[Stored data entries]

-=-=-

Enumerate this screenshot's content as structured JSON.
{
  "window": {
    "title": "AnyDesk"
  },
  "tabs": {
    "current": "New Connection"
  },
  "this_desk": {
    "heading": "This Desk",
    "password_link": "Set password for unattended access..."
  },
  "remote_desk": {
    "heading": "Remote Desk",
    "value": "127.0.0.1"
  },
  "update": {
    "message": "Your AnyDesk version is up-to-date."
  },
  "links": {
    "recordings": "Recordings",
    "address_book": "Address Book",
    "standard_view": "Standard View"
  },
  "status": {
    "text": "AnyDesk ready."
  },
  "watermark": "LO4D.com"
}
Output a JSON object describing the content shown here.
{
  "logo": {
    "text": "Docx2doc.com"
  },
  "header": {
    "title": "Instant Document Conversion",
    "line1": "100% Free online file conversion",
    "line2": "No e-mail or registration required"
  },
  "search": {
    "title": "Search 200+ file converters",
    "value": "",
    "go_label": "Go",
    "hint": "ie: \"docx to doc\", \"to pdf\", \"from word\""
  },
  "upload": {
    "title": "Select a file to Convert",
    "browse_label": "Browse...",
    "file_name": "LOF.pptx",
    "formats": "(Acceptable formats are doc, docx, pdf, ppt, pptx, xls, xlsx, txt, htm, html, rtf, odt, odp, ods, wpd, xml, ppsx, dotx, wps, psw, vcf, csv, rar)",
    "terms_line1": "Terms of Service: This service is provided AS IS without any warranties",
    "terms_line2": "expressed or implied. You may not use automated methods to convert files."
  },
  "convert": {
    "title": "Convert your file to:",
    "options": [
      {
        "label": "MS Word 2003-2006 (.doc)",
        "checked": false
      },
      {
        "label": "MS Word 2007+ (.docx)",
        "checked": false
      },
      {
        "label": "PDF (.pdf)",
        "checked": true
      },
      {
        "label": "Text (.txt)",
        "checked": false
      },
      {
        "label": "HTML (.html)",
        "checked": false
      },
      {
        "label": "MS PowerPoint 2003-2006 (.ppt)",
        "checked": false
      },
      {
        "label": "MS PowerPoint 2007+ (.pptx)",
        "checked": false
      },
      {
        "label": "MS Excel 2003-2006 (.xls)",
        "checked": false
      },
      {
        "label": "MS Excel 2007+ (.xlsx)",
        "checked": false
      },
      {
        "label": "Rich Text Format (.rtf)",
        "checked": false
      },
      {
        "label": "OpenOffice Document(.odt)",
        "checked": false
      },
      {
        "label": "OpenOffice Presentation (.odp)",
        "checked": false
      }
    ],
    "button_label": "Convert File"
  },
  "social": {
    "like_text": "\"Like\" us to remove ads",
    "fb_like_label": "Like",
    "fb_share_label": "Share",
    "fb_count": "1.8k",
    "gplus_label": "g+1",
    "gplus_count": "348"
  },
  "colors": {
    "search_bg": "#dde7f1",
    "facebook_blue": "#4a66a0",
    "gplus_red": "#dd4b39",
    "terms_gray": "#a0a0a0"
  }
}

-=-=-

EXERCISE DIRECTIONS >> Every line above needs to be retyped exactly.

SOLUTION TO THIS EXERCISE >>
Enumerate this screenshot's content as structured JSON.
{
  "window": {
    "title": "AnyDesk"
  },
  "tabs": {
    "current": "New Connection"
  },
  "this_desk": {
    "heading": "This Desk",
    "password_link": "Set password for unattended access..."
  },
  "remote_desk": {
    "heading": "Remote Desk",
    "value": "127.0.0.1"
  },
  "update": {
    "message": "Your AnyDesk version is up-to-date."
  },
  "links": {
    "recordings": "Recordings",
    "address_book": "Address Book",
    "standard_view": "Standard View"
  },
  "status": {
    "text": "AnyDesk ready."
  },
  "watermark": "LO4D.com"
}
Output a JSON object describing the content shown here.
{
  "logo": {
    "text": "Docx2doc.com"
  },
  "header": {
    "title": "Instant Document Conversion",
    "line1": "100% Free online file conversion",
    "line2": "No e-mail or registration required"
  },
  "search": {
    "title": "Search 200+ file converters",
    "value": "",
    "go_label": "Go",
    "hint": "ie: \"docx to doc\", \"to pdf\", \"from word\""
  },
  "upload": {
    "title": "Select a file to Convert",
    "browse_label": "Browse...",
    "file_name": "LOF.pptx",
    "formats": "(Acceptable formats are doc, docx, pdf, ppt, pptx, xls, xlsx, txt, htm, html, rtf, odt, odp, ods, wpd, xml, ppsx, dotx, wps, psw, vcf, csv, rar)",
    "terms_line1": "Terms of Service: This service is provided AS IS without any warranties",
    "terms_line2": "expressed or implied. You may not use automated methods to convert files."
  },
  "convert": {
    "title": "Convert your file to:",
    "options": [
      {
        "label": "MS Word 2003-2006 (.doc)",
        "checked": false
      },
      {
        "label": "MS Word 2007+ (.docx)",
        "checked": false
      },
      {
        "label": "PDF (.pdf)",
        "checked": true
      },
      {
        "label": "Text (.txt)",
        "checked": false
      },
      {
        "label": "HTML (.html)",
        "checked": false
      },
      {
        "label": "MS PowerPoint 2003-2006 (.ppt)",
        "checked": false
      },
      {
        "label": "MS PowerPoint 2007+ (.pptx)",
        "checked": false
      },
      {
        "label": "MS Excel 2003-2006 (.xls)",
        "checked": false
      },
      {
        "label": "MS Excel 2007+ (.xlsx)",
        "checked": false
      },
      {
        "label": "Rich Text Format (.rtf)",
        "checked": false
      },
      {
        "label": "OpenOffice Document(.odt)",
        "checked": false
      },
      {
        "label": "OpenOffice Presentation (.odp)",
        "checked": false
      }
    ],
    "button_label": "Convert File"
  },
  "social": {
    "like_text": "\"Like\" us to remove ads",
    "fb_like_label": "Like",
    "fb_share_label": "Share",
    "fb_count": "1.8k",
    "gplus_label": "g+1",
    "gplus_count": "348"
  },
  "colors": {
    "search_bg": "#dde7f1",
    "facebook_blue": "#4a66a0",
    "gplus_red": "#dd4b39",
    "terms_gray": "#a0a0a0"
  }
}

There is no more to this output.